Pull out every line of the listing below where "怎么知道鱼的快乐呢" appears.
--- Start Data to process ---
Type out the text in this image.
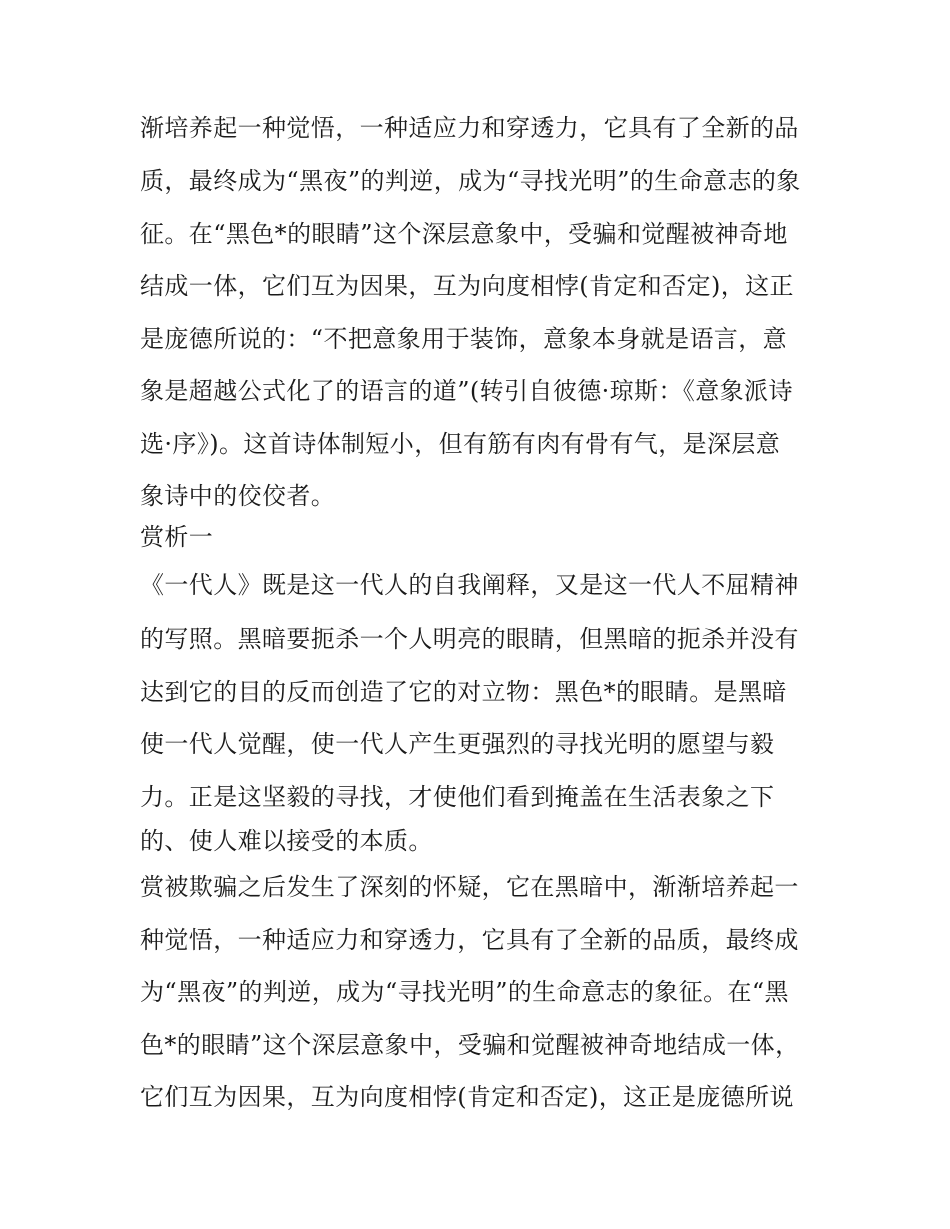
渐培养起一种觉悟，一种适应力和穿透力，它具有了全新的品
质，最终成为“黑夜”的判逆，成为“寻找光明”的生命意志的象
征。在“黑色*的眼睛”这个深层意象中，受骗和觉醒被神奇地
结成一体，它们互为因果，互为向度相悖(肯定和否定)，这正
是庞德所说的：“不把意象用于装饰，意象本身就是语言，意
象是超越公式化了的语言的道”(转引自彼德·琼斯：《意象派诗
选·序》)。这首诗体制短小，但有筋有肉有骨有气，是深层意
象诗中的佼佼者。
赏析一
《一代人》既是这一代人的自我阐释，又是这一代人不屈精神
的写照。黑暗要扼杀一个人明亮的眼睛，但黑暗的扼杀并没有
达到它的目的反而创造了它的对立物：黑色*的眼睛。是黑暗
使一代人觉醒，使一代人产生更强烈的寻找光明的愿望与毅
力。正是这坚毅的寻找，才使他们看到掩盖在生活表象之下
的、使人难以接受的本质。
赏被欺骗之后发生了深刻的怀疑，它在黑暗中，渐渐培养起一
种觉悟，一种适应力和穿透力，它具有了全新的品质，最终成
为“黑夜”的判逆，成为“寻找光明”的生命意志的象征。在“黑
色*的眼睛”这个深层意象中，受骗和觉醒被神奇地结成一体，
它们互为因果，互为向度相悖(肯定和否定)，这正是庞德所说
--- End Data to process ---
--- Start Data to process ---
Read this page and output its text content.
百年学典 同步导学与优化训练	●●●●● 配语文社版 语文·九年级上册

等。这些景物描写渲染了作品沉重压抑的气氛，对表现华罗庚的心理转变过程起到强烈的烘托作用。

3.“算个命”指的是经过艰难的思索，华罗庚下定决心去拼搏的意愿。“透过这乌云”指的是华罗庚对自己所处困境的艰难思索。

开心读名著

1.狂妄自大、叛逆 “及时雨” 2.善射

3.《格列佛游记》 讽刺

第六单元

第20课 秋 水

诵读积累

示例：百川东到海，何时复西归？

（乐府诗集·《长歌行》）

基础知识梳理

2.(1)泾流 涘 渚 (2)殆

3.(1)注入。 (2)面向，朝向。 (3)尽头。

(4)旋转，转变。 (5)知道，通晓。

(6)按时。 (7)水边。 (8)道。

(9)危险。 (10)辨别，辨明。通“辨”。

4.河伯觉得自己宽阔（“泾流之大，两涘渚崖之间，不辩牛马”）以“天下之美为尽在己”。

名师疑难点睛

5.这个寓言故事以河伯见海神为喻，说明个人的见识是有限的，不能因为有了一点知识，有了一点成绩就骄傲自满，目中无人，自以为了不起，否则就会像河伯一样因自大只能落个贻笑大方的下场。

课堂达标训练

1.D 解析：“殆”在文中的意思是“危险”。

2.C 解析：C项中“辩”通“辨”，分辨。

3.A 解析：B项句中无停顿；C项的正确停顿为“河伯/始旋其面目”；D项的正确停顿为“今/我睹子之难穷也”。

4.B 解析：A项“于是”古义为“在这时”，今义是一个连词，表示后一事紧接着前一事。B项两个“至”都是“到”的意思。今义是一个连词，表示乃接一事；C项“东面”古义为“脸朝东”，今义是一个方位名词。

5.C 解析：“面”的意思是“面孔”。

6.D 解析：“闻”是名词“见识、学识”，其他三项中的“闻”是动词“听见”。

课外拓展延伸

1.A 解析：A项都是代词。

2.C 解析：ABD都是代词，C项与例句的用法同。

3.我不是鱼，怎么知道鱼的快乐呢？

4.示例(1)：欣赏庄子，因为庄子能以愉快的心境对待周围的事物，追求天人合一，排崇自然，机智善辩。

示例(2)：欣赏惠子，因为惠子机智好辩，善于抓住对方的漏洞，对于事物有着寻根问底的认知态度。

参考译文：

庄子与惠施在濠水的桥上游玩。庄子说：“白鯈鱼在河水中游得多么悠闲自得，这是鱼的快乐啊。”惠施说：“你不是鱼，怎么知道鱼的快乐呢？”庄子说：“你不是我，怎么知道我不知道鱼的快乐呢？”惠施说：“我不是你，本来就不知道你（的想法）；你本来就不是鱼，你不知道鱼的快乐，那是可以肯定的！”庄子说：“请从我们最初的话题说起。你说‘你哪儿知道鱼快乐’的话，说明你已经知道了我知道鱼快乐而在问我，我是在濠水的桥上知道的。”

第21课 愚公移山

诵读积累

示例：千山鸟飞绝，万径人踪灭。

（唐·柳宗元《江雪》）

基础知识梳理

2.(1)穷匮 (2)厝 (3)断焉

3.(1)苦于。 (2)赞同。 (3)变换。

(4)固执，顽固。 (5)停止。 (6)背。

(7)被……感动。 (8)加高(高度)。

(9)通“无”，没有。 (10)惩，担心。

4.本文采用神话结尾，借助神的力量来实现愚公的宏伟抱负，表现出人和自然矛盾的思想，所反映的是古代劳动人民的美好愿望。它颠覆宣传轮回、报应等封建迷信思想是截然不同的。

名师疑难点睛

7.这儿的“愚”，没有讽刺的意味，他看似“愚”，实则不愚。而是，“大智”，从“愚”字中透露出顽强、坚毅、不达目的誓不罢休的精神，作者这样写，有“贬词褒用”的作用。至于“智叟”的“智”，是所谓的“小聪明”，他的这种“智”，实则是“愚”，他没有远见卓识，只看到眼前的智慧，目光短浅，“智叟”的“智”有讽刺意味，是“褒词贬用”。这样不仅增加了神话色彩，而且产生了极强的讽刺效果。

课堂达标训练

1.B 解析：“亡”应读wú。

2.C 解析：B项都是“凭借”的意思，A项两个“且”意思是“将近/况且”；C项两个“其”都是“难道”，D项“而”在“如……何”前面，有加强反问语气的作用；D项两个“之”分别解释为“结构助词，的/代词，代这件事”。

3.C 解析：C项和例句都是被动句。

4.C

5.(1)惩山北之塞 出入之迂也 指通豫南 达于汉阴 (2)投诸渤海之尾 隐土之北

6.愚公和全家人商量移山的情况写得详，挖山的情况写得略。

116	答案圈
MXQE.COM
--- End Data to process ---
* Answer in full:
3.我不是鱼，怎么知道鱼的快乐呢？
庄子与惠施在濠水的桥上游玩。庄子说：“白鯈鱼在河水中游得多么悠闲自得，这是鱼的快乐啊。”惠施说：“你不是鱼，怎么知道鱼的快乐呢？”庄子说：“你不是我，怎么知道我不知道鱼的快乐呢？”惠施说：“我不是你，本来就不知道你（的想法）；你本来就不是鱼，你不知道鱼的快乐，那是可以肯定的！”庄子说：“请从我们最初的话题说起。你说‘你哪儿知道鱼快乐’的话，说明你已经知道了我知道鱼快乐而在问我，我是在濠水的桥上知道的。”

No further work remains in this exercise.